→ Task brief
Turn every line of the listing into a numbered list, dropping the blank lines and leaving out the pictures.

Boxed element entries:

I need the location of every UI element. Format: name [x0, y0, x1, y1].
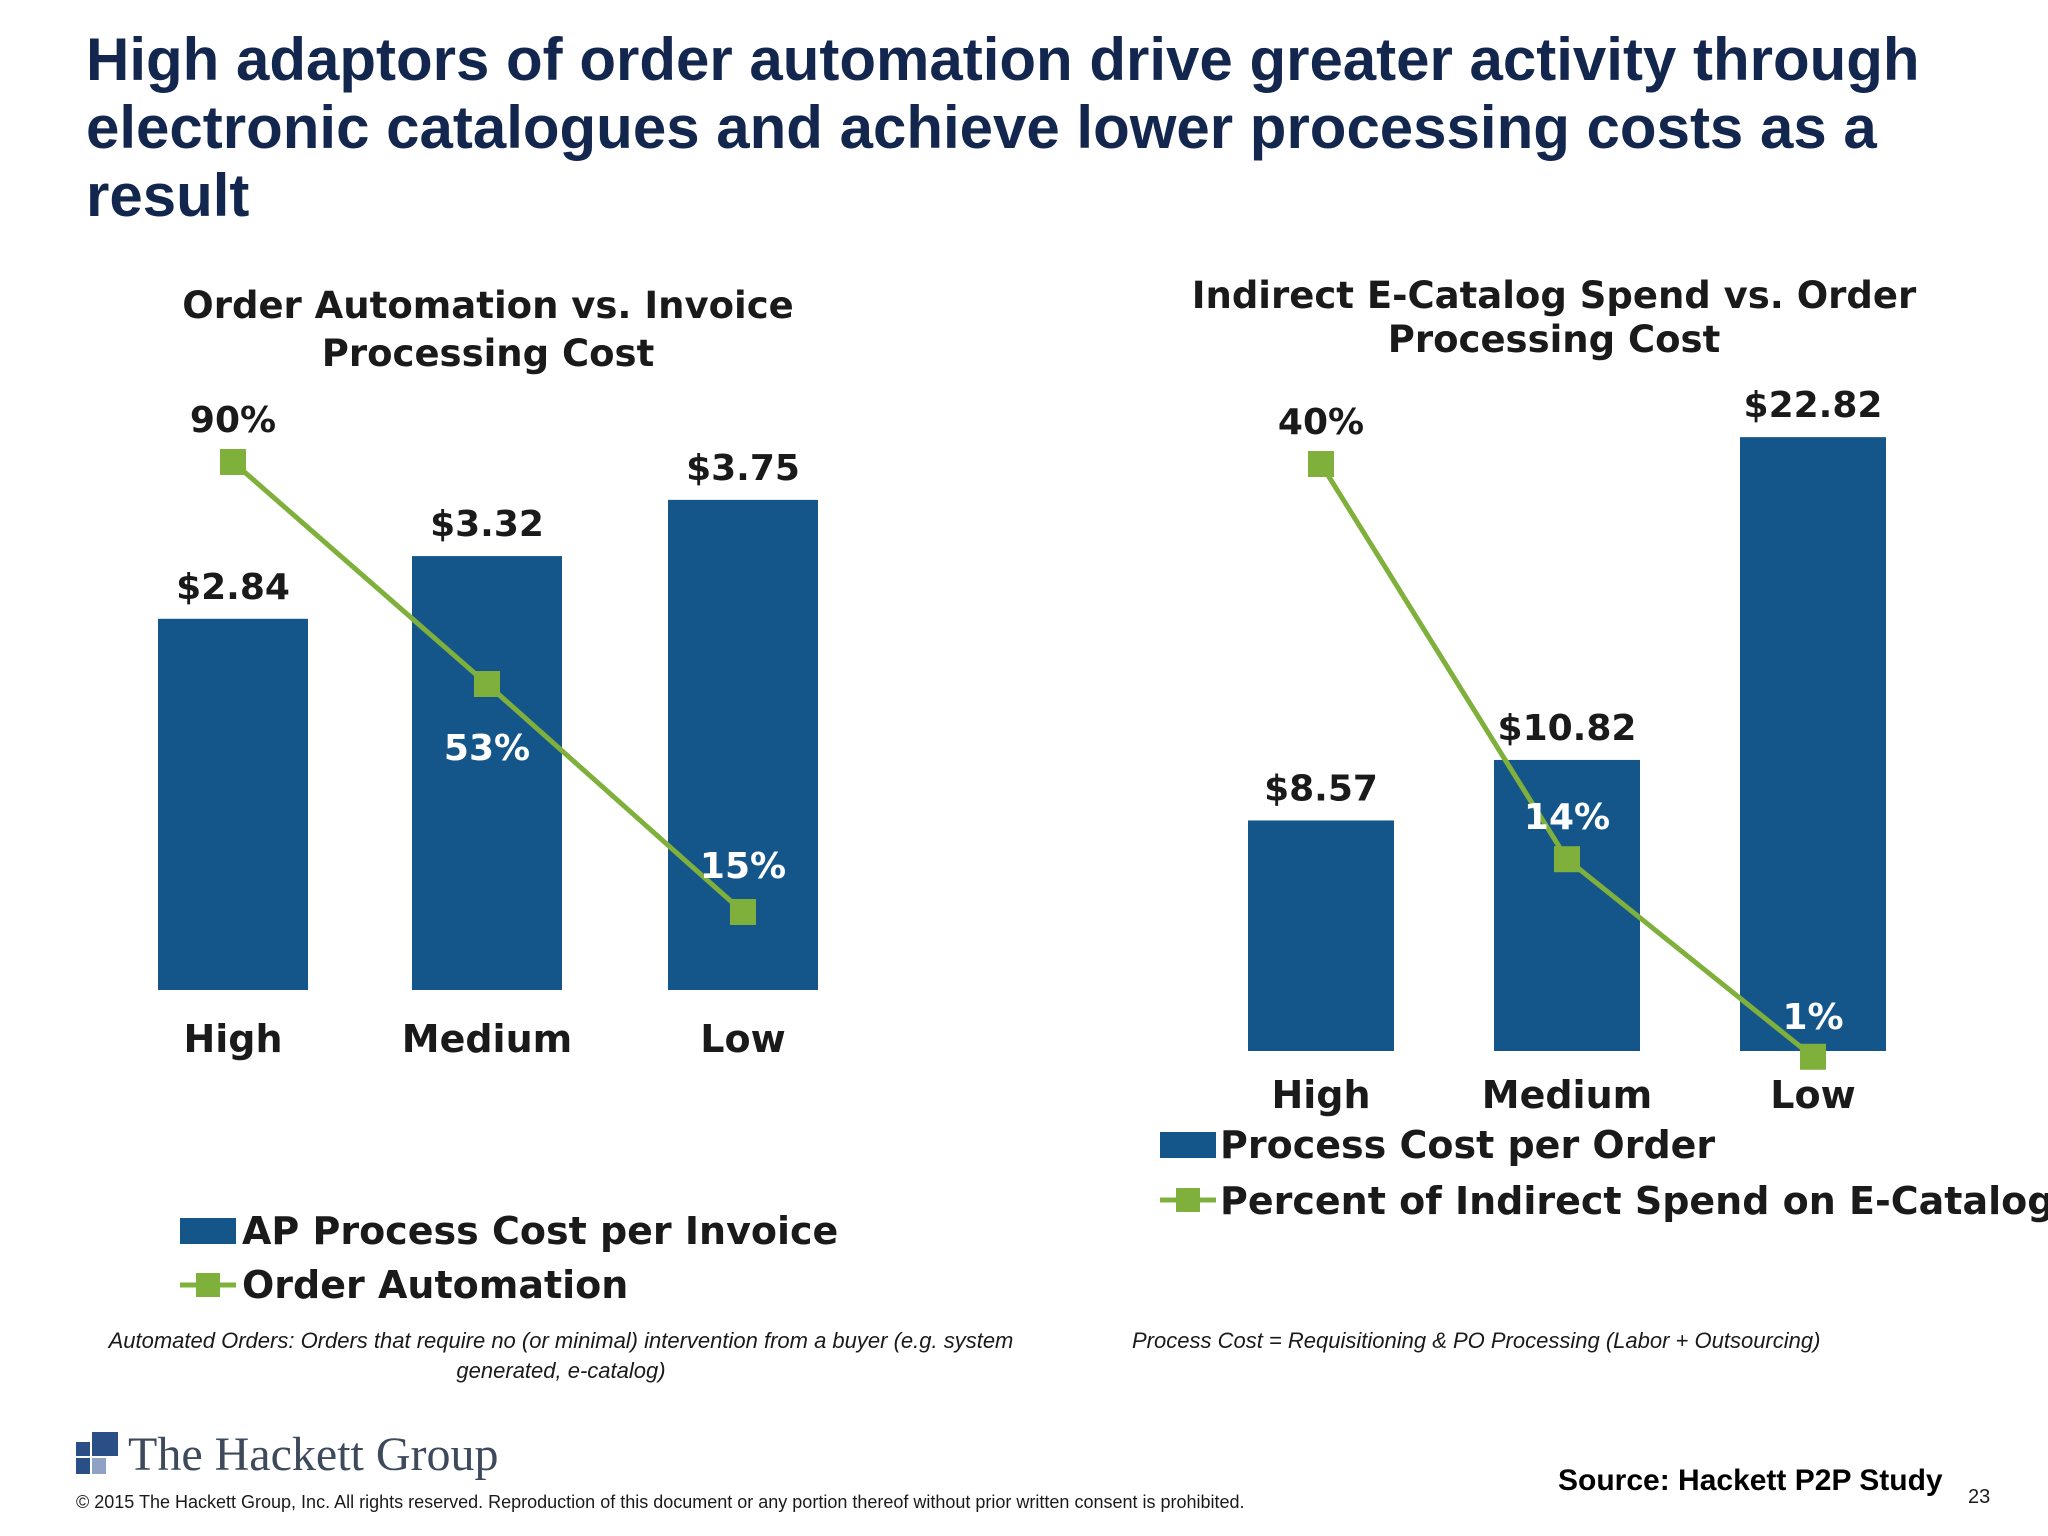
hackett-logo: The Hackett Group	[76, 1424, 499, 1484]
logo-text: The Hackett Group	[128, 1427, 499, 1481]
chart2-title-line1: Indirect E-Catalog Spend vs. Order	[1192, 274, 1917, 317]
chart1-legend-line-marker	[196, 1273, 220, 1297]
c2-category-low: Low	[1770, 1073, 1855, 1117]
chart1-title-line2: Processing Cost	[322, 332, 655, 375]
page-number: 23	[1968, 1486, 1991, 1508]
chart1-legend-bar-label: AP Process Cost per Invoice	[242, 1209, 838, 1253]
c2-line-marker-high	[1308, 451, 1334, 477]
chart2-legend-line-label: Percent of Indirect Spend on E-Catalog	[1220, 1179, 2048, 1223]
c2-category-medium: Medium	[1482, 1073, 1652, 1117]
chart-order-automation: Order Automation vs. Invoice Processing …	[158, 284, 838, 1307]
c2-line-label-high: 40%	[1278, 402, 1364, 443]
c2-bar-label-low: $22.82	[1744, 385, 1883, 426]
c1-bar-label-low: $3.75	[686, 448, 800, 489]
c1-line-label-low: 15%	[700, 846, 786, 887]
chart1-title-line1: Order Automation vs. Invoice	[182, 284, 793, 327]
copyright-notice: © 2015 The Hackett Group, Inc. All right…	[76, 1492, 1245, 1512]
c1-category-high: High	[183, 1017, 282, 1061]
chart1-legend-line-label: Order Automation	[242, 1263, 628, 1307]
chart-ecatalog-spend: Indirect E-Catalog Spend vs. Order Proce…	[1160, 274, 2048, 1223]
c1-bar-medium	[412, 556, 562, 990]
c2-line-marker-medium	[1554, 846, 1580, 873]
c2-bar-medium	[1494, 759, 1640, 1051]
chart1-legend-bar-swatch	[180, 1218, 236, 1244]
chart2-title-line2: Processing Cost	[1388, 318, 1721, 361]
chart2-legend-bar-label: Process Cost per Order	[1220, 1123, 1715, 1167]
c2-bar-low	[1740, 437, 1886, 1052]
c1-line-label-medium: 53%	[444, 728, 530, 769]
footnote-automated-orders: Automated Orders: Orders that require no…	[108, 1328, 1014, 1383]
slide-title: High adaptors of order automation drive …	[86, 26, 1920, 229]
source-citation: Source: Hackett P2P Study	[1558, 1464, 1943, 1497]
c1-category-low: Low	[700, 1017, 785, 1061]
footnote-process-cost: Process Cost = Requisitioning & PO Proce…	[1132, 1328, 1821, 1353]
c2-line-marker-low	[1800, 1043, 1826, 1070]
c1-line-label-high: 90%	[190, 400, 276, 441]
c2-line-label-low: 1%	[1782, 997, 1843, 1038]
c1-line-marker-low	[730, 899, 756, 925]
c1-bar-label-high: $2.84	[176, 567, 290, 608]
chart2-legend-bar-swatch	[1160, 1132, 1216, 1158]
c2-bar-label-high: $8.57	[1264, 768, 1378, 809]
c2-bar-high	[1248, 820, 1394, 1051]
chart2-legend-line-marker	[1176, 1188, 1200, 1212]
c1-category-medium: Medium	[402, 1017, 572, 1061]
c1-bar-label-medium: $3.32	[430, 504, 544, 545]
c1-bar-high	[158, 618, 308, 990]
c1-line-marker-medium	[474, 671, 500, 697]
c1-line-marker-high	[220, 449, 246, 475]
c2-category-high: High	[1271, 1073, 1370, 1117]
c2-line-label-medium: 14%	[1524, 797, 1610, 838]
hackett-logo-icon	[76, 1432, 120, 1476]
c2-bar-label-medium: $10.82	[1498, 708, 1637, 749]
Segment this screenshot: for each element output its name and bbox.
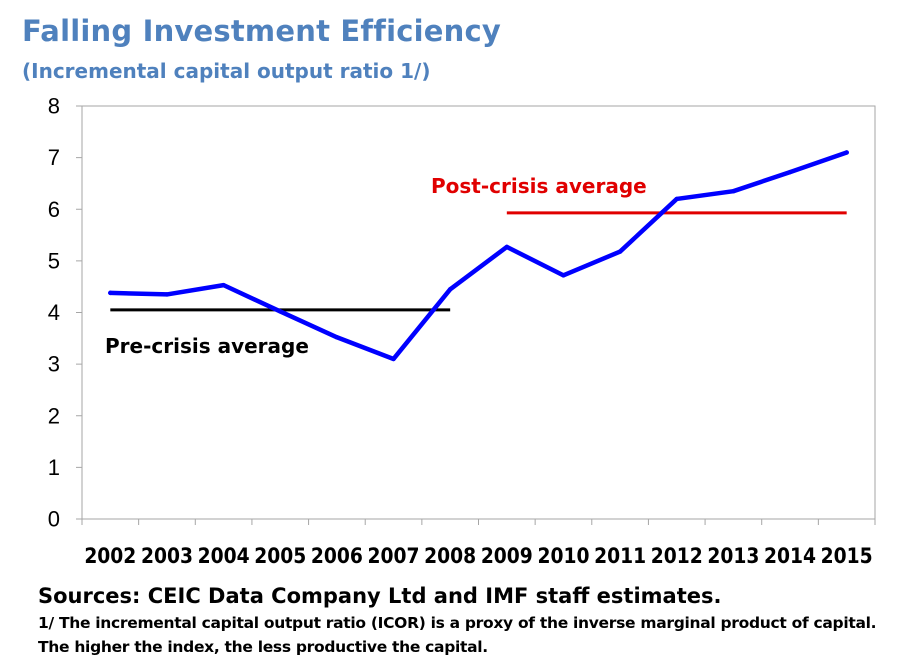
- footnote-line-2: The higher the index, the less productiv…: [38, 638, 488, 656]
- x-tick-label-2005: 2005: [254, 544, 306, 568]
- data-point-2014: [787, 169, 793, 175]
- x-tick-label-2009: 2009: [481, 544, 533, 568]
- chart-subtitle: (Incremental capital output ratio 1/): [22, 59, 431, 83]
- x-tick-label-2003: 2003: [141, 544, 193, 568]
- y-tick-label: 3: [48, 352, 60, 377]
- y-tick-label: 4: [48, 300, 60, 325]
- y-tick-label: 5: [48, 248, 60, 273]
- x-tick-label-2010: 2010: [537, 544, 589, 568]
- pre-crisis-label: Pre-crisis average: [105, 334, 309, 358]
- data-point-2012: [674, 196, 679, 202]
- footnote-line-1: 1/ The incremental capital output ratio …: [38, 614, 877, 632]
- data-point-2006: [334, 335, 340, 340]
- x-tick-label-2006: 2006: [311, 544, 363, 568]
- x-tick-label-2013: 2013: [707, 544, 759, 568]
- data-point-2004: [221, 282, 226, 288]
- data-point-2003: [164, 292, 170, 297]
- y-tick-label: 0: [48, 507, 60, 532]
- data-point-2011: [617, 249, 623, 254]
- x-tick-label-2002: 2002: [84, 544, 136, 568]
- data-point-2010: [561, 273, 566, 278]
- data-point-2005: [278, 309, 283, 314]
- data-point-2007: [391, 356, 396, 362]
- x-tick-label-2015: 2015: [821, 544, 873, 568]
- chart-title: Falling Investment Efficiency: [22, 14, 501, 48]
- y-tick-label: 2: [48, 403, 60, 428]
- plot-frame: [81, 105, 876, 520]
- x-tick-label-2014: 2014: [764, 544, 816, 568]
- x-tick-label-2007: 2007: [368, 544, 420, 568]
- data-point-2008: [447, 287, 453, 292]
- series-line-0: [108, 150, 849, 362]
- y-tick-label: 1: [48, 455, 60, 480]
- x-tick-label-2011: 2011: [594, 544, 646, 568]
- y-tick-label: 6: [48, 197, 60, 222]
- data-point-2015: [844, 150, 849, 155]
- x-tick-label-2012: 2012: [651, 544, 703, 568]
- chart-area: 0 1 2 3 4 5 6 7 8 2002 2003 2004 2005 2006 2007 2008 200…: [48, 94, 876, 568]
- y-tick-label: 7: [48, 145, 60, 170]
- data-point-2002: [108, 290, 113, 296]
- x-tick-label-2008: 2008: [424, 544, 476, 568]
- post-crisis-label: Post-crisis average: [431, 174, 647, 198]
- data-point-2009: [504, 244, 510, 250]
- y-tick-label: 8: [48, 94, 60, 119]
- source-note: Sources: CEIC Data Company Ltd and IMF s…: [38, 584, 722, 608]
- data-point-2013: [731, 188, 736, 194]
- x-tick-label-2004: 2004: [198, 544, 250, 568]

→ Expected answer
1. I need the location of every UI element. Format: name [x0, y0, x1, y1].
2. hackett-logo: The Hackett Group	[76, 1424, 499, 1484]
3. logo-text: The Hackett Group	[128, 1427, 499, 1481]
4. chart2-title-line1: Indirect E-Catalog Spend vs. Order	[1192, 274, 1917, 317]
5. chart1-legend-line-marker	[196, 1273, 220, 1297]
6. c2-category-low: Low	[1770, 1073, 1855, 1117]
7. chart1-title-line2: Processing Cost	[322, 332, 655, 375]
8. page-number: 23	[1968, 1486, 1991, 1508]
9. chart1-legend-bar-label: AP Process Cost per Invoice	[242, 1209, 838, 1253]
10. c2-line-marker-high	[1308, 451, 1334, 477]
11. chart2-legend-line-label: Percent of Indirect Spend on E-Catalog	[1220, 1179, 2048, 1223]
12. c2-category-medium: Medium	[1482, 1073, 1652, 1117]
13. chart-order-automation: Order Automation vs. Invoice Processing …	[158, 284, 838, 1307]
14. c2-line-label-high: 40%	[1278, 402, 1364, 443]
15. c2-bar-label-low: $22.82	[1744, 385, 1883, 426]
16. c1-bar-label-low: $3.75	[686, 448, 800, 489]
17. c1-line-label-low: 15%	[700, 846, 786, 887]
18. chart1-title-line1: Order Automation vs. Invoice	[182, 284, 793, 327]
19. copyright-notice: © 2015 The Hackett Group, Inc. All right…	[76, 1492, 1245, 1512]
20. c1-category-high: High	[183, 1017, 282, 1061]
21. chart1-legend-line-label: Order Automation	[242, 1263, 628, 1307]
22. chart-ecatalog-spend: Indirect E-Catalog Spend vs. Order Proce…	[1160, 274, 2048, 1223]
23. c1-bar-medium	[412, 556, 562, 990]
24. c2-line-marker-medium	[1554, 846, 1580, 873]
25. c2-bar-medium	[1494, 759, 1640, 1051]
26. chart1-legend-bar-swatch	[180, 1218, 236, 1244]
27. chart2-title-line2: Processing Cost	[1388, 318, 1721, 361]
28. chart2-legend-bar-label: Process Cost per Order	[1220, 1123, 1715, 1167]
29. c2-bar-low	[1740, 437, 1886, 1052]
30. c1-line-label-medium: 53%	[444, 728, 530, 769]
31. footnote-automated-orders: Automated Orders: Orders that require no…	[108, 1328, 1014, 1383]
32. slide-title: High adaptors of order automation drive …	[86, 26, 1920, 229]
33. source-citation: Source: Hackett P2P Study	[1558, 1464, 1943, 1497]
34. c1-category-low: Low	[700, 1017, 785, 1061]
35. footnote-process-cost: Process Cost = Requisitioning & PO Proce…	[1132, 1328, 1821, 1353]
36. c2-line-marker-low	[1800, 1043, 1826, 1070]
37. c1-line-label-high: 90%	[190, 400, 276, 441]
38. c2-line-label-low: 1%	[1782, 997, 1843, 1038]
39. c1-line-marker-low	[730, 899, 756, 925]
40. c1-bar-label-high: $2.84	[176, 567, 290, 608]
41. chart2-legend-bar-swatch	[1160, 1132, 1216, 1158]
42. c2-bar-label-high: $8.57	[1264, 768, 1378, 809]
43. c2-bar-high	[1248, 820, 1394, 1051]
44. chart2-legend-line-marker	[1176, 1188, 1200, 1212]
45. c1-category-medium: Medium	[402, 1017, 572, 1061]
46. c1-bar-label-medium: $3.32	[430, 504, 544, 545]
47. c1-bar-high	[158, 618, 308, 990]
48. c1-line-marker-medium	[474, 671, 500, 697]
49. c1-line-marker-high	[220, 449, 246, 475]
50. c2-category-high: High	[1271, 1073, 1370, 1117]
51. c2-line-label-medium: 14%	[1524, 797, 1610, 838]
52. hackett-logo-icon	[76, 1432, 120, 1476]
53. c2-bar-label-medium: $10.82	[1498, 708, 1637, 749]
54. Segment this screenshot: for each element output its name and bbox.
55. - footnote-line-2: The higher the index, the less productiv…: [38, 638, 488, 656]
56. - x-tick-label-2005: 2005: [254, 544, 306, 568]
57. - data-point-2014: [787, 169, 793, 175]
58. - x-tick-label-2009: 2009: [481, 544, 533, 568]
59. - chart-subtitle: (Incremental capital output ratio 1/): [22, 59, 431, 83]
60. - x-tick-label-2003: 2003: [141, 544, 193, 568]
61. - y-tick-label: 3: [48, 352, 60, 377]
62. - y-tick-label: 4: [48, 300, 60, 325]
63. - y-tick-label: 5: [48, 248, 60, 273]
64. - x-tick-label-2010: 2010: [537, 544, 589, 568]
65. - pre-crisis-label: Pre-crisis average: [105, 334, 309, 358]
66. - data-point-2012: [674, 196, 679, 202]
67. - footnote-line-1: 1/ The incremental capital output ratio …: [38, 614, 877, 632]
68. - data-point-2006: [334, 335, 340, 340]
69. - x-tick-label-2006: 2006: [311, 544, 363, 568]
70. - x-tick-label-2013: 2013: [707, 544, 759, 568]
71. - data-point-2004: [221, 282, 226, 288]
72. - data-point-2003: [164, 292, 170, 297]
73. - y-tick-label: 0: [48, 507, 60, 532]
74. - data-point-2011: [617, 249, 623, 254]
75. - x-tick-label-2002: 2002: [84, 544, 136, 568]
76. - data-point-2010: [561, 273, 566, 278]
77. - data-point-2005: [278, 309, 283, 314]
78. - data-point-2007: [391, 356, 396, 362]
79. - x-tick-label-2015: 2015: [821, 544, 873, 568]
80. - chart-title: Falling Investment Efficiency: [22, 14, 501, 48]
81. - y-tick-label: 2: [48, 403, 60, 428]
82. - plot-frame: [81, 105, 876, 520]
83. - x-tick-label-2014: 2014: [764, 544, 816, 568]
84. - x-tick-label-2007: 2007: [368, 544, 420, 568]
85. - data-point-2008: [447, 287, 453, 292]
86. - series-line-0: [108, 150, 849, 362]
87. - y-tick-label: 1: [48, 455, 60, 480]
88. - x-tick-label-2011: 2011: [594, 544, 646, 568]
89. - y-tick-label: 6: [48, 197, 60, 222]
90. - data-point-2015: [844, 150, 849, 155]
91. - x-tick-label-2012: 2012: [651, 544, 703, 568]
92. - chart-area: 0 1 2 3 4 5 6 7 8 2002 2003 2004 2005 2006 2007 2008 200…: [48, 94, 876, 568]
93. - y-tick-label: 7: [48, 145, 60, 170]
94. - data-point-2002: [108, 290, 113, 296]
95. - x-tick-label-2008: 2008: [424, 544, 476, 568]
96. - post-crisis-label: Post-crisis average: [431, 174, 647, 198]
97. - data-point-2009: [504, 244, 510, 250]
98. - y-tick-label: 8: [48, 94, 60, 119]
99. - source-note: Sources: CEIC Data Company Ltd and IMF s…: [38, 584, 722, 608]
100. - data-point-2013: [731, 188, 736, 194]
101. - x-tick-label-2004: 2004: [198, 544, 250, 568]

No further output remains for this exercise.